* begin DATA TO PROCESS *

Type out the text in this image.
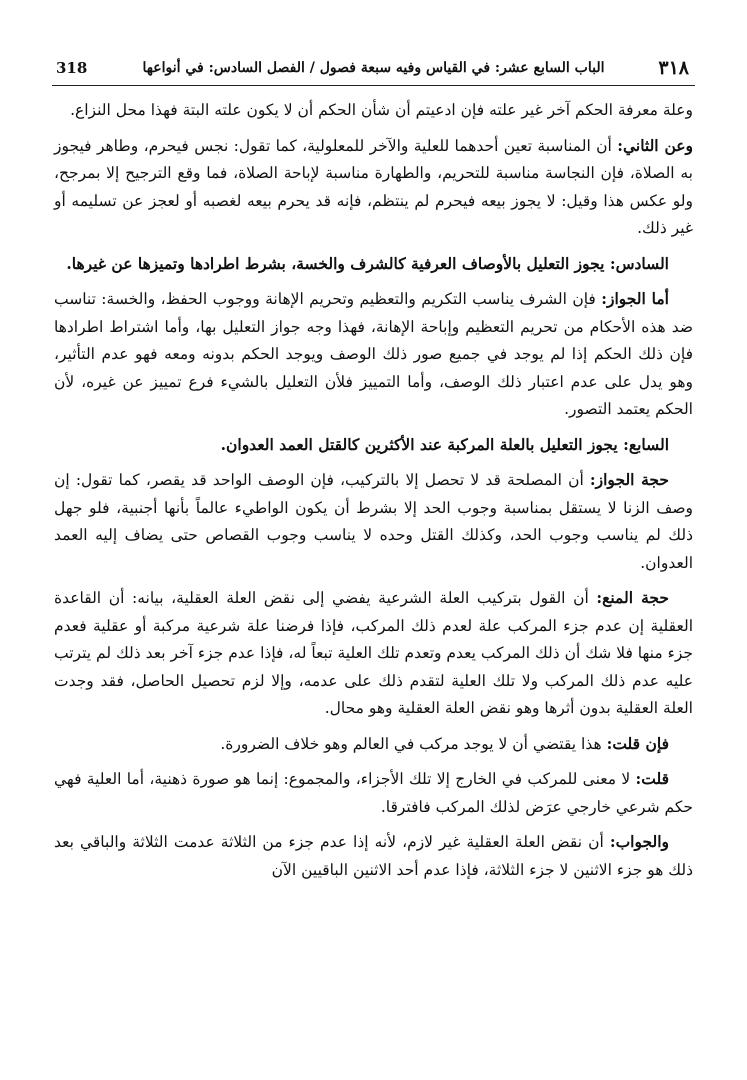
٣١٨
الباب السابع عشر: في القياس وفيه سبعة فصول / الفصل السادس: في أنواعها
318

وعلة معرفة الحكم آخر غير علته فإن ادعيتم أن شأن الحكم أن لا يكون علته البتة فهذا محل النزاع.

وعن الثاني: أن المناسبة تعين أحدهما للعلية والآخر للمعلولية، كما تقول: نجس فيحرم، وطاهر فيجوز به الصلاة، فإن النجاسة مناسبة للتحريم، والطهارة مناسبة لإباحة الصلاة، فما وقع الترجيح إلا بمرجح، ولو عكس هذا وقيل: لا يجوز بيعه فيحرم لم ينتظم، فإنه قد يحرم بيعه لغصبه أو لعجز عن تسليمه أو غير ذلك.

السادس: يجوز التعليل بالأوصاف العرفية كالشرف والخسة، بشرط اطرادها وتميزها عن غيرها.

أما الجواز: فإن الشرف يناسب التكريم والتعظيم وتحريم الإهانة ووجوب الحفظ، والخسة: تناسب ضد هذه الأحكام من تحريم التعظيم وإباحة الإهانة، فهذا وجه جواز التعليل بها، وأما اشتراط اطرادها فإن ذلك الحكم إذا لم يوجد في جميع صور ذلك الوصف ويوجد الحكم بدونه ومعه فهو عدم التأثير، وهو يدل على عدم اعتبار ذلك الوصف، وأما التمييز فلأن التعليل بالشيء فرع تمييز عن غيره، لأن الحكم يعتمد التصور.

السابع: يجوز التعليل بالعلة المركبة عند الأكثرين كالقتل العمد العدوان.

حجة الجواز: أن المصلحة قد لا تحصل إلا بالتركيب، فإن الوصف الواحد قد يقصر، كما تقول: إن وصف الزنا لا يستقل بمناسبة وجوب الحد إلا بشرط أن يكون الواطيء عالماً بأنها أجنبية، فلو جهل ذلك لم يناسب وجوب الحد، وكذلك القتل وحده لا يناسب وجوب القصاص حتى يضاف إليه العمد العدوان.

حجة المنع: أن القول بتركيب العلة الشرعية يفضي إلى نقض العلة العقلية، بيانه: أن القاعدة العقلية إن عدم جزء المركب علة لعدم ذلك المركب، فإذا فرضنا علة شرعية مركبة أو عقلية فعدم جزء منها فلا شك أن ذلك المركب يعدم وتعدم تلك العلية تبعاً له، فإذا عدم جزء آخر بعد ذلك لم يترتب عليه عدم ذلك المركب ولا تلك العلية لتقدم ذلك على عدمه، وإلا لزم تحصيل الحاصل، فقد وجدت العلة العقلية بدون أثرها وهو نقض العلة العقلية وهو محال.

فإن قلت: هذا يقتضي أن لا يوجد مركب في العالم وهو خلاف الضرورة.

قلت: لا معنى للمركب في الخارج إلا تلك الأجزاء، والمجموع: إنما هو صورة ذهنية، أما العلية فهي حكم شرعي خارجي عرَض لذلك المركب فافترقا.

والجواب: أن نقض العلة العقلية غير لازم، لأنه إذا عدم جزء من الثلاثة عدمت الثلاثة والباقي بعد ذلك هو جزء الاثنين لا جزء الثلاثة، فإذا عدم أحد الاثنين الباقيين الآن
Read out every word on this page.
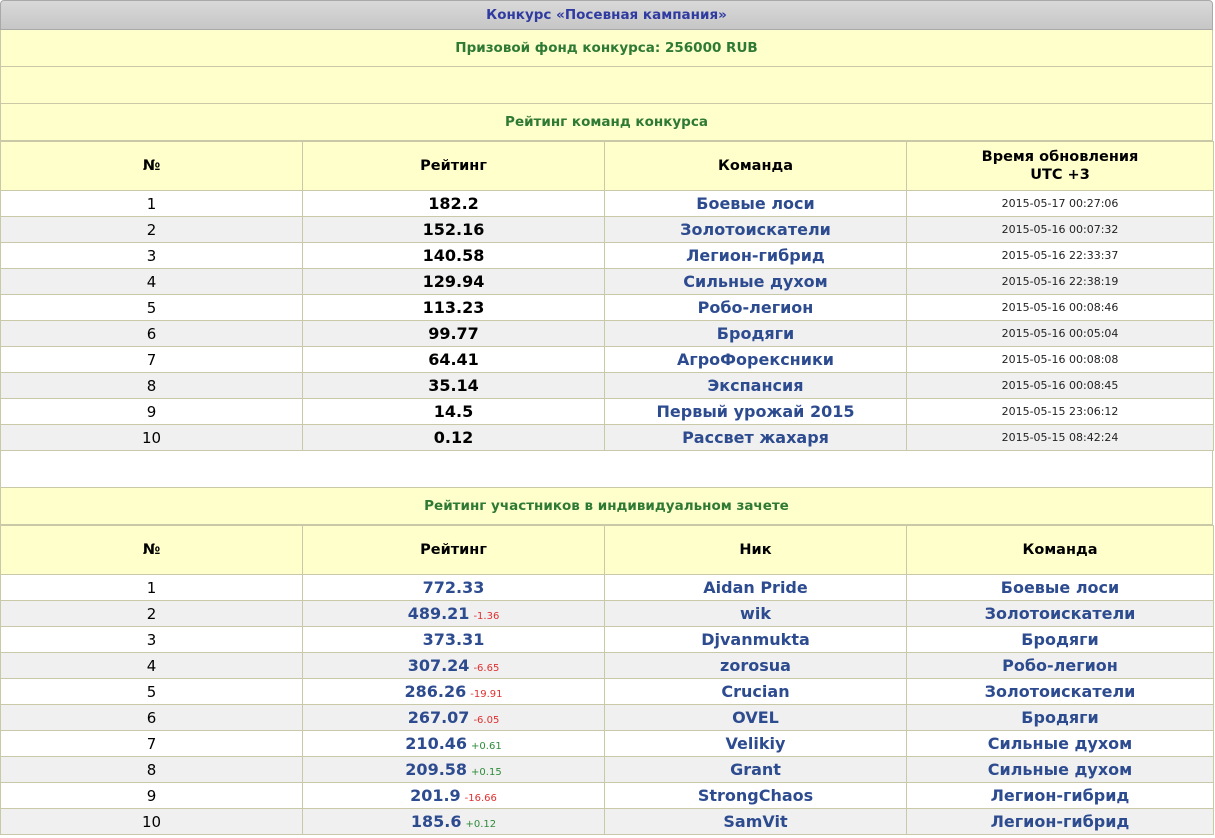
Конкурс «Посевная кампания»
Призовой фонд конкурса: 256000 RUB
Рейтинг команд конкурса
№	Рейтинг	Команда	Время обновления
UTC +3
1	182.2	Боевые лоси	2015-05-17 00:27:06
2	152.16	Золотоискатели	2015-05-16 00:07:32
3	140.58	Легион-гибрид	2015-05-16 22:33:37
4	129.94	Сильные духом	2015-05-16 22:38:19
5	113.23	Робо-легион	2015-05-16 00:08:46
6	99.77	Бродяги	2015-05-16 00:05:04
7	64.41	АгроФорексники	2015-05-16 00:08:08
8	35.14	Экспансия	2015-05-16 00:08:45
9	14.5	Первый урожай 2015	2015-05-15 23:06:12
10	0.12	Рассвет жахаря	2015-05-15 08:42:24
Рейтинг участников в индивидуальном зачете
№	Рейтинг	Ник	Команда
1	772.33	Aidan Pride	Боевые лоси
2	489.21 -1.36	wik	Золотоискатели
3	373.31	Djvanmukta	Бродяги
4	307.24 -6.65	zorosua	Робо-легион
5	286.26 -19.91	Crucian	Золотоискатели
6	267.07 -6.05	OVEL	Бродяги
7	210.46 +0.61	Velikiy	Сильные духом
8	209.58 +0.15	Grant	Сильные духом
9	201.9 -16.66	StrongChaos	Легион-гибрид
10	185.6 +0.12	SamVit	Легион-гибрид
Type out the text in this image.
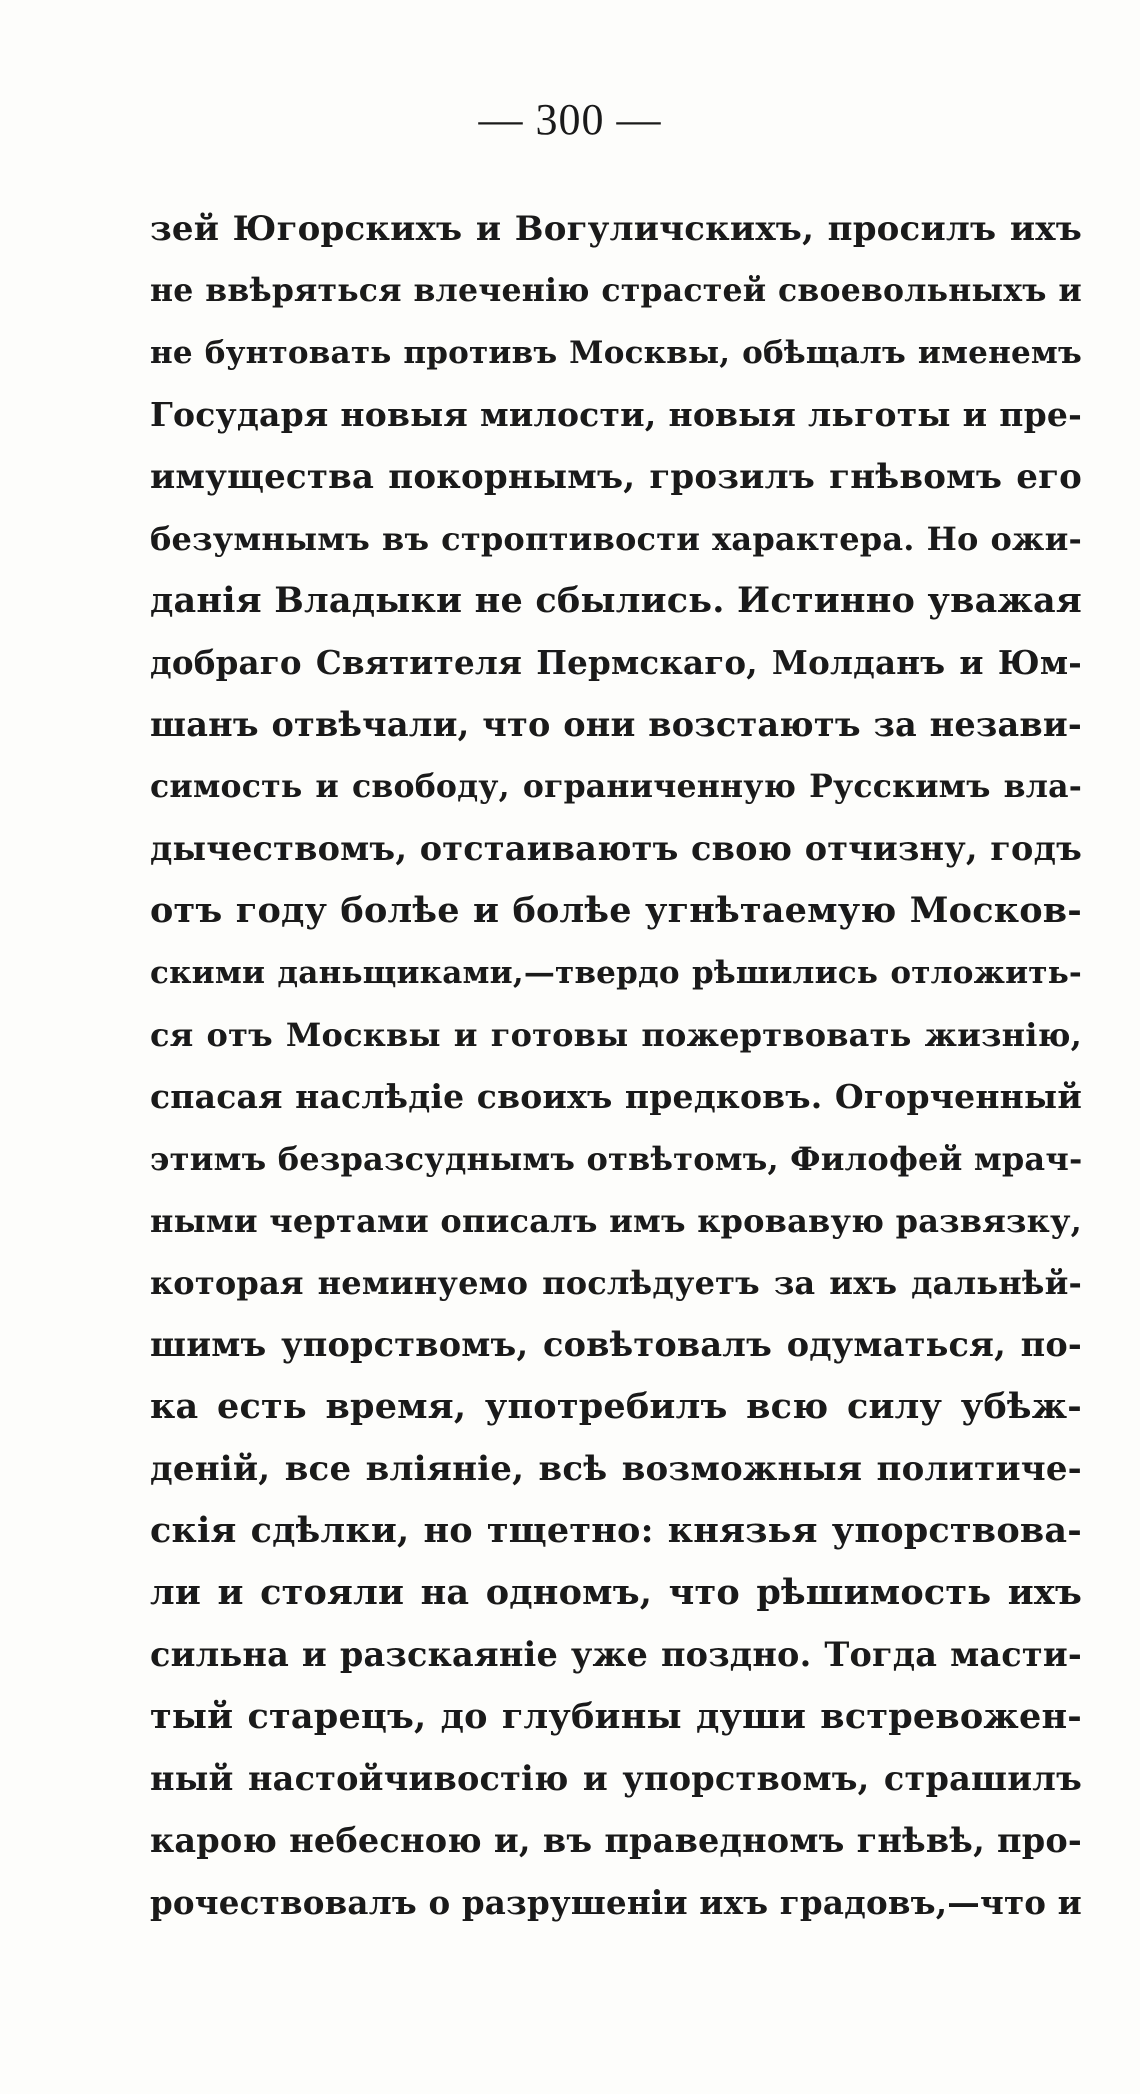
— 300 —
зей Югорскихъ и Вогуличскихъ, просилъ ихъ
не ввѣряться влеченію страстей своевольныхъ и
не бунтовать противъ Москвы, обѣщалъ именемъ
Государя новыя милости, новыя льготы и пре-
имущества покорнымъ, грозилъ гнѣвомъ его
безумнымъ въ строптивости характера. Но ожи-
данія Владыки не сбылись. Истинно уважая
добраго Святителя Пермскаго, Молданъ и Юм-
шанъ отвѣчали, что они возстаютъ за незави-
симость и свободу, ограниченную Русскимъ вла-
дычествомъ, отстаиваютъ свою отчизну, годъ
отъ году болѣе и болѣе угнѣтаемую Москов-
скими даньщиками,—твердо рѣшились отложить-
ся отъ Москвы и готовы пожертвовать жизнію,
спасая наслѣдіе своихъ предковъ. Огорченный
этимъ безразсуднымъ отвѣтомъ, Филофей мрач-
ными чертами описалъ имъ кровавую развязку,
которая неминуемо послѣдуетъ за ихъ дальнѣй-
шимъ упорствомъ, совѣтовалъ одуматься, по-
ка есть время, употребилъ всю силу убѣж-
деній, все вліяніе, всѣ возможныя политиче-
скія сдѣлки, но тщетно: князья упорствова-
ли и стояли на одномъ, что рѣшимость ихъ
сильна и разскаяніе уже поздно. Тогда масти-
тый старецъ, до глубины души встревожен-
ный настойчивостію и упорствомъ, страшилъ
карою небесною и, въ праведномъ гнѣвѣ, про-
рочествовалъ о разрушеніи ихъ градовъ,—что и
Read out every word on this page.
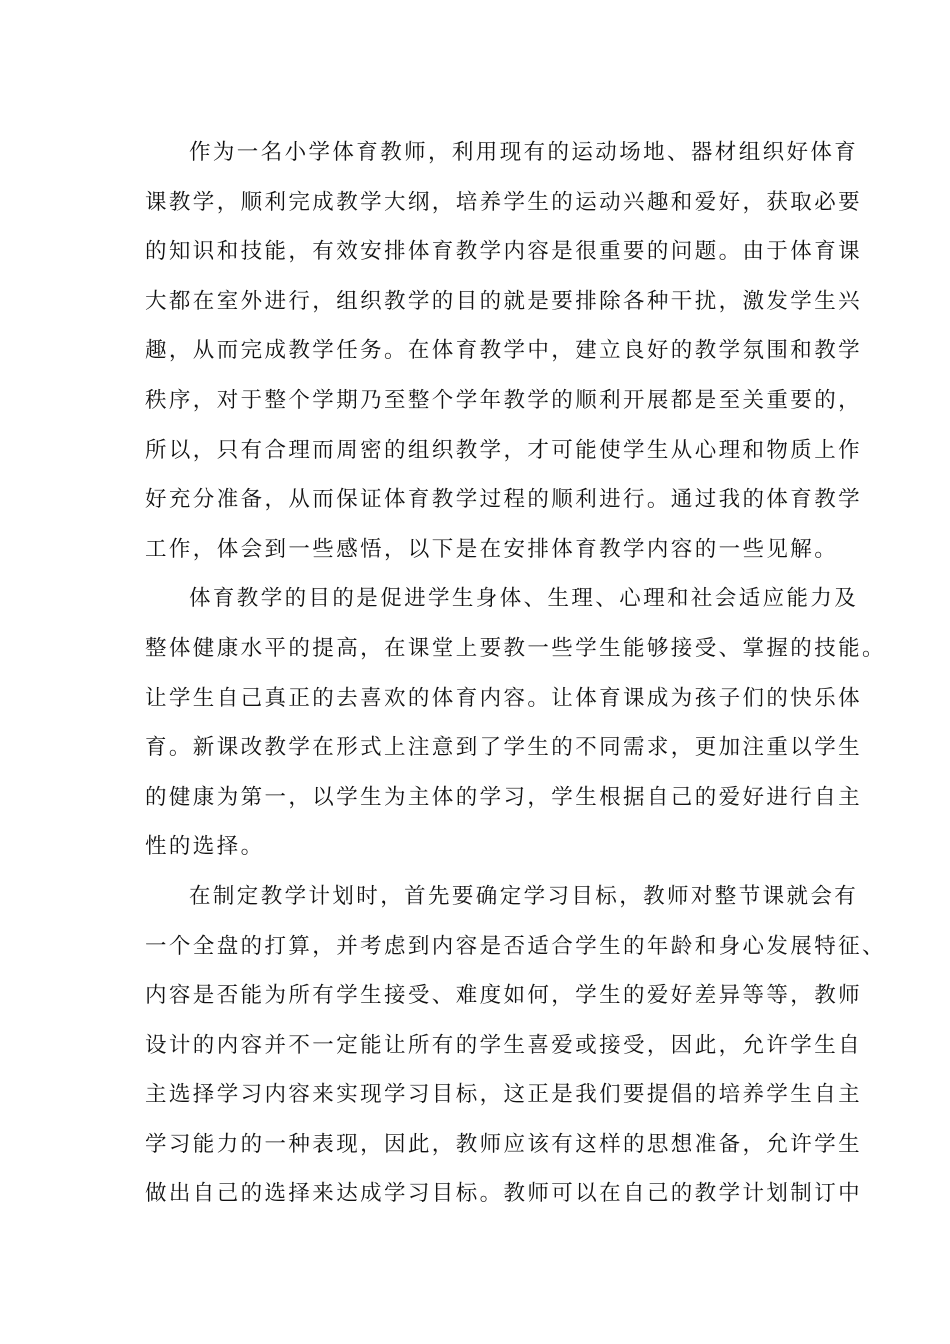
作为一名小学体育教师，利用现有的运动场地、器材组织好体育
课教学，顺利完成教学大纲，培养学生的运动兴趣和爱好，获取必要
的知识和技能，有效安排体育教学内容是很重要的问题。由于体育课
大都在室外进行，组织教学的目的就是要排除各种干扰，激发学生兴
趣，从而完成教学任务。在体育教学中，建立良好的教学氛围和教学
秩序，对于整个学期乃至整个学年教学的顺利开展都是至关重要的，
所以，只有合理而周密的组织教学，才可能使学生从心理和物质上作
好充分准备，从而保证体育教学过程的顺利进行。通过我的体育教学
工作，体会到一些感悟，以下是在安排体育教学内容的一些见解。
体育教学的目的是促进学生身体、生理、心理和社会适应能力及
整体健康水平的提高，在课堂上要教一些学生能够接受、掌握的技能。
让学生自己真正的去喜欢的体育内容。让体育课成为孩子们的快乐体
育。新课改教学在形式上注意到了学生的不同需求，更加注重以学生
的健康为第一，以学生为主体的学习，学生根据自己的爱好进行自主
性的选择。
在制定教学计划时，首先要确定学习目标，教师对整节课就会有
一个全盘的打算，并考虑到内容是否适合学生的年龄和身心发展特征、
内容是否能为所有学生接受、难度如何，学生的爱好差异等等，教师
设计的内容并不一定能让所有的学生喜爱或接受，因此，允许学生自
主选择学习内容来实现学习目标，这正是我们要提倡的培养学生自主
学习能力的一种表现，因此，教师应该有这样的思想准备，允许学生
做出自己的选择来达成学习目标。教师可以在自己的教学计划制订中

* end DATA TO PROCESS *

__EXERCISE DIRECTIONS__
Copy every line above in which the string "духом" shows up.

__ANSWER BELOW__
4	129.94	Сильные духом	2015-05-16 22:38:19
7	210.46 +0.61	Velikiy	Сильные духом
8	209.58 +0.15	Grant	Сильные духом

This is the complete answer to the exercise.